__EXERCISE PROMPT__
Please write out exactly the lines that begin at the line containing "Read all visible content and emit it as JSON." and run to the end of the records.

--- begin ENTRIES ---

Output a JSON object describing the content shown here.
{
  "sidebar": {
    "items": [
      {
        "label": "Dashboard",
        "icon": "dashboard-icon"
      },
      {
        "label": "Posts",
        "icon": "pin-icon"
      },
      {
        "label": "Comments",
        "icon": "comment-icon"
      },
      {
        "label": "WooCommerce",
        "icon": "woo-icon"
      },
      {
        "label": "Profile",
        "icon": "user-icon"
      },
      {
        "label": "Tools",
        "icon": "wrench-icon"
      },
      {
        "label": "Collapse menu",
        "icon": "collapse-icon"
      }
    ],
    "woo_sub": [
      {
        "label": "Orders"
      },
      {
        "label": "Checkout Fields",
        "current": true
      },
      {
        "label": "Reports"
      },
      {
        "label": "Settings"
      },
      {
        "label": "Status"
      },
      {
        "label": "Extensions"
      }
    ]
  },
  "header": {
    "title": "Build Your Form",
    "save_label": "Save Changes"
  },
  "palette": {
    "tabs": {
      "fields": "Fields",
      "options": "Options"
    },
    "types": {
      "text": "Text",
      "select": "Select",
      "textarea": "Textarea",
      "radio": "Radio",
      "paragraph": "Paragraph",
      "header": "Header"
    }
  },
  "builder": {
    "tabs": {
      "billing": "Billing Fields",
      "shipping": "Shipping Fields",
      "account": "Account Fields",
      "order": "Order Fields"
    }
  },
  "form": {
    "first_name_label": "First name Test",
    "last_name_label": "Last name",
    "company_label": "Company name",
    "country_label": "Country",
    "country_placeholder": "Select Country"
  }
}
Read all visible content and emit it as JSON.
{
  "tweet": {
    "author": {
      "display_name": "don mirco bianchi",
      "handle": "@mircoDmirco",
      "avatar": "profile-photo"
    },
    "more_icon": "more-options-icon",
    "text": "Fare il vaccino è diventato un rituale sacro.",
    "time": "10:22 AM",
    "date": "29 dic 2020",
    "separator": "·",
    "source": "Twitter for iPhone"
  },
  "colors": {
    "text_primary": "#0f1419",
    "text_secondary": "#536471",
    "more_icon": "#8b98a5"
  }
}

--- end ENTRIES ---

__ANSWER__
Read all visible content and emit it as JSON.
{
  "tweet": {
    "author": {
      "display_name": "don mirco bianchi",
      "handle": "@mircoDmirco",
      "avatar": "profile-photo"
    },
    "more_icon": "more-options-icon",
    "text": "Fare il vaccino è diventato un rituale sacro.",
    "time": "10:22 AM",
    "date": "29 dic 2020",
    "separator": "·",
    "source": "Twitter for iPhone"
  },
  "colors": {
    "text_primary": "#0f1419",
    "text_secondary": "#536471",
    "more_icon": "#8b98a5"
  }
}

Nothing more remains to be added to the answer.